-- SOURCE PASSAGE --
— Begin —
This document provides detailed instruction for preparing the files, and steps
to run Chromaligner. Chromaligner requires three files, data file, parameter
file, and index file for running alignment algorithms in chromatograms. Due to
the different output file format provided by different equipments, users need to
follow Chromaligner format (highlighted in black)
to run it successfully. Here we provide three demo tutorials and attach the links
of the example files in the last paragraph of each tutorial:
Click to see demo 1 (Alignment without any constraints).
Click to see demo 2 (Alignment with user-specified peaks).
Click to see demo 3 (Alignment with diode array detector data).
Chromaligner is a tool for chromatogram alignment. It could be used for chromatograms generated by various chromatographic methods such as high performance liquid chromatography and capillary electrophoresis. Time shift is a frequently encountered problem in gradient elution or capillary electrophoresis. Chromaligner used a constrained chromatogram alignment method to resolve this issue.
Chromaligner aligns chromatograms based on correlation optimized warping (COW)
with optional alignment on predefined peaks. The inputs of Chromaligner include
a set of chromatograms comprising intensity, retention time and constraints if
there are any. The constraints are the common user-defined peaks (or predefined
peaks) or automatically assigned by Chromaligner by mapping the full spectrum.
The outputs files from Chromaligner are aligned chromatograms along with
overlaid spectrum (before and after alignment).
Chromaligner aligns chromatograms based on correlation optimized warping with optional alignment on predefined peaks. It provides three different alignment methods to predefine peaks. Different method has its unique procedure for alignment. All procedure requires three types of files, an index file, raw data files and parameter files . All the required files must be in the ".txt" extension.
The following figure shows a example folder containing all the required files
for Chromaligner :
The Chromaligner reads full-scan data(Ex: CE, HPLC) in tab delimited format (Text file type, extension: txt)
Different instruments generate different output file formats, and most of them
have special extensions such as are, asc etc. These files can usually be opened
by Microsoft office Excel.
Click to see how to save raw data as a "txt" file.
Chromaligner provides three different alignment methods: alignment without any constraints, alignment with user-specified peaks, alignment in different segments, alignment with diode array detector. Different methods require different raw files.
— End —
-- Bounding box annotations --
— Begin —
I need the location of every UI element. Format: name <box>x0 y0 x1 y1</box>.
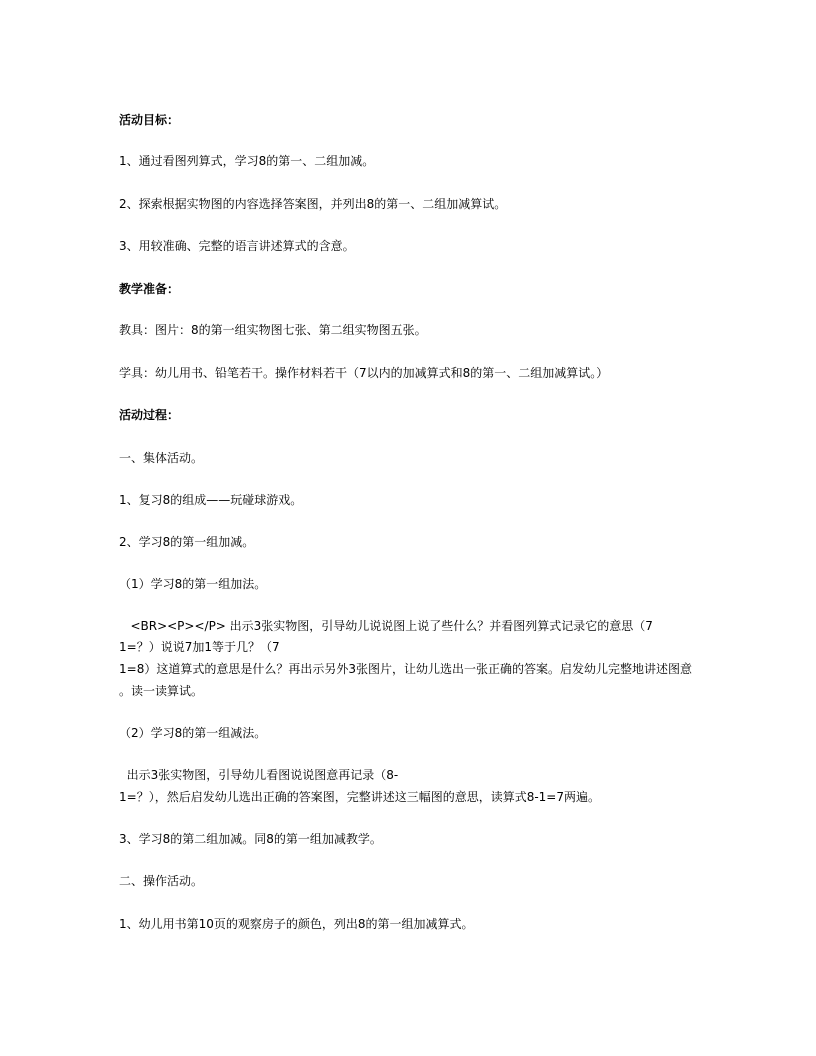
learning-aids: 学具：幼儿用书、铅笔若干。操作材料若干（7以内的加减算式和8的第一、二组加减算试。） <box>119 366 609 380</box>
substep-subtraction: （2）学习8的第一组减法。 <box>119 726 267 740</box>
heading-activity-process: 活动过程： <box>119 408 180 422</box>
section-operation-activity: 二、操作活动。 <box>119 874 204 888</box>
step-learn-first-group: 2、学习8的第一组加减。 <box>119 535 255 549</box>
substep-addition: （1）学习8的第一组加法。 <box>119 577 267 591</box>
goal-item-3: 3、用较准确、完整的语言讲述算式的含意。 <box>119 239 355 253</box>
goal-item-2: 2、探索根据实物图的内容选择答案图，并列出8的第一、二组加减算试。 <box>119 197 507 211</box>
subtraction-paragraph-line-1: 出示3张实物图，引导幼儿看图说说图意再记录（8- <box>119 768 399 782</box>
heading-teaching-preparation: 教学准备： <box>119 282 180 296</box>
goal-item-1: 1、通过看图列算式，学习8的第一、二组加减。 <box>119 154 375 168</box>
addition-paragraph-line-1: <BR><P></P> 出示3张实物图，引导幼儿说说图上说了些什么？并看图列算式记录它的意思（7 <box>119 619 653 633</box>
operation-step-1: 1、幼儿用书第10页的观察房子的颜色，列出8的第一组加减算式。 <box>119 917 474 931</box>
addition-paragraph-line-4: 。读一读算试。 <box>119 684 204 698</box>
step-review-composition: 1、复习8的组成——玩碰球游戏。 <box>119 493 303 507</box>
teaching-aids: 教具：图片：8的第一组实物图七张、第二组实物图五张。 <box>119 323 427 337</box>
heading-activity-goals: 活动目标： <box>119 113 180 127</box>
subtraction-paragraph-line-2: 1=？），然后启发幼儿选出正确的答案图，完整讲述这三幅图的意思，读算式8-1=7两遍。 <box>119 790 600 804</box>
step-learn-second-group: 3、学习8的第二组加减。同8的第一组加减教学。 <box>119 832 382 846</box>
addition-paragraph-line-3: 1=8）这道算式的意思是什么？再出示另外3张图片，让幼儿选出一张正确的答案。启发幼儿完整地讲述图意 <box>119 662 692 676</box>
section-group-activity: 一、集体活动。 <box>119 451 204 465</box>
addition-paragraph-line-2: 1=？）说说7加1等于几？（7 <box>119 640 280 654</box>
— End —
— Begin —
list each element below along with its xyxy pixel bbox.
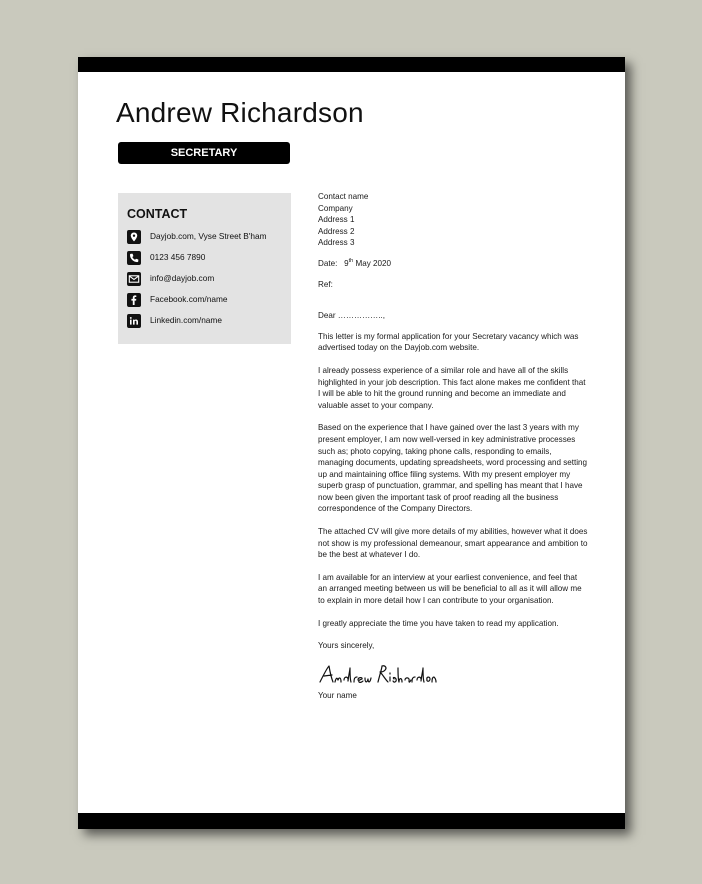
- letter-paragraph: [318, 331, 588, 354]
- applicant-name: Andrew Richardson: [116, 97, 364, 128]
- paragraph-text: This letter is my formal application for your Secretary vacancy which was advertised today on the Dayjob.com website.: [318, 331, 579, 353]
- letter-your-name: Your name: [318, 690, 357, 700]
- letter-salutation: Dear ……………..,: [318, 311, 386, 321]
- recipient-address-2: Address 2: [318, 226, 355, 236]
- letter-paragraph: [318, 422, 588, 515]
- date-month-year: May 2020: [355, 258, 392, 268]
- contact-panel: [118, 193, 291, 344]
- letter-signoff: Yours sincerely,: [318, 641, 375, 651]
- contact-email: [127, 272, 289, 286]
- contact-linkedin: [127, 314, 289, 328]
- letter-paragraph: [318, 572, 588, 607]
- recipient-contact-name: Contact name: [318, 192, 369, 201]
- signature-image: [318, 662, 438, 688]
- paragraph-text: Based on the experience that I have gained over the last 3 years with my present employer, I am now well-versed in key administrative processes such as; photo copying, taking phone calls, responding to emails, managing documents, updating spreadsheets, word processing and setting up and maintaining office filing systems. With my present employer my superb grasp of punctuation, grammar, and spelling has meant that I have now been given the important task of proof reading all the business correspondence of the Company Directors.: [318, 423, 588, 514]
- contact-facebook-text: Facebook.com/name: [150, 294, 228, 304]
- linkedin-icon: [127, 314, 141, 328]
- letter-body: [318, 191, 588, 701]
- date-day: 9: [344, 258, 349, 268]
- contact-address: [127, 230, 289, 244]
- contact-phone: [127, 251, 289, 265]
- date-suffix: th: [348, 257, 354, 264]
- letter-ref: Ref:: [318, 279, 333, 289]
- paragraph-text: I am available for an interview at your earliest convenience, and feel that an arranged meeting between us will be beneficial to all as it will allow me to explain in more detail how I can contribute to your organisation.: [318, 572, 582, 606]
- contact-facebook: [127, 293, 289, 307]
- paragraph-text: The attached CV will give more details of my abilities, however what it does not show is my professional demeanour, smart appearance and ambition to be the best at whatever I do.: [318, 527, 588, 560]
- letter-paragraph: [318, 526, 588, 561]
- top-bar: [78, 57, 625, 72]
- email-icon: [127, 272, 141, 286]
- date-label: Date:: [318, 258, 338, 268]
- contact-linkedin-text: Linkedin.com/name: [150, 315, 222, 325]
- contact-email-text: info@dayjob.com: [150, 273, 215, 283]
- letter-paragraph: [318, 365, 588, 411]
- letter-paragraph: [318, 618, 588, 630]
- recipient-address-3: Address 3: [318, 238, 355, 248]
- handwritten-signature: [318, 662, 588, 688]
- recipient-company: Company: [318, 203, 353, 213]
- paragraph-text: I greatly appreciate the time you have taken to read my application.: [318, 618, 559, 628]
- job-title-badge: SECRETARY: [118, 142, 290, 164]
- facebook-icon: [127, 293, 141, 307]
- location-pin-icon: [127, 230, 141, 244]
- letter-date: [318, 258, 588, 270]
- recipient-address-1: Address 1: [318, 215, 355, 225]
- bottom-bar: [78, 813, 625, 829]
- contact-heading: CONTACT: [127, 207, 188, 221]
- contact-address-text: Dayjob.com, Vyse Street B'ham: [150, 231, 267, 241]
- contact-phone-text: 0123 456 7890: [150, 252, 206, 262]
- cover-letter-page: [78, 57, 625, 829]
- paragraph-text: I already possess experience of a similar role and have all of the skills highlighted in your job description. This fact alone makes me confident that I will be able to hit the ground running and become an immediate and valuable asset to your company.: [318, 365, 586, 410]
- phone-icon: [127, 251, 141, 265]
— End —
-- DIRECTION 1 --
What file extension does the Chromaligner documentation say all the required files must have?
-- DIRECTION 2 --
Continue the Chromaligner documentation from the point where it stops.

-- EXERCISE RESULT 1 --
".txt"

-- EXERCISE RESULT 2 --
First three methods require retention time to intensity file as raw data. Fourth method, alignment with diode array detector requires DAD file. Chromaligner only accept tab delimited files(Text file type, extension: txt). Click to see how to save raw data as a "txt" file.
The files required in this method are the
retention time to intensity files. In each file,
each row represents a retention time (machine time frame) and the column
represents the corresponding intensity. The direct output from the instrument
may look like the following figure:
The only information needed is the intensity.
Delete the descriptions in the file before saving the files into txt format.
The processed files should look similar to the following figure:
The "first column" should always contains the
intensities
extra columns may be added by the users in the files. However, extra columns
will not be used by Chromaligner. The following figure shows the flexibility:
The files required in this method are the same retention time to intensity
files
as in the method "alignment without any constraints".
Click to see the details.
The files required in this method are DAD files.
It looks like the following figure:
Parameter file contains information of the starting and the ending time as well as the predefined peaks in time (min).
To eliminate unwanted sections at the beginning and the end of each chromatogram where noises are located, users must specify the starting and ending time in the parameter files (Click here to see an example). Each parameter file corresponds to each chromatogram. If you wish to specify same starting and ending time for all your chromatograms, you may do so at the webpage by selecting the checkbox. Click to see where to check the option.
A complete parameter file should contain three information
in the order of
the starting time, the time points of predefined peaks
and
the ending time. The default time unit of measurement
is minutes. See the following figure for the content in a parameter
file:
Different alignment method may require different inputs in the parameter files, please see parameter setting under each alignment method below.
Each chromatogram should have its parameter files to better adjust the peak shifts in each chromatogram.
For each parameter file, append ‘P’ (in capital) before the corresponding raw data file name. For example, a parameter file should be named as "P980108-2.txt" for a raw data file named "980108-2.txt".
This method uses the original correlation optimize warping alignment, no predefined peaks are needed. There are many ways to specify the starting and ending time of each chromatogram. Graphical tutorials are as follows:
This method takes the predefined peaks for raw data in each corresponding parameter file. Users have to specify at least one predefined peak in each parameter file to use this method. All predefined peaks must be specified in the parameter files (see following figures); however, there are several ways to specify the starting and ending points of each chromatogram.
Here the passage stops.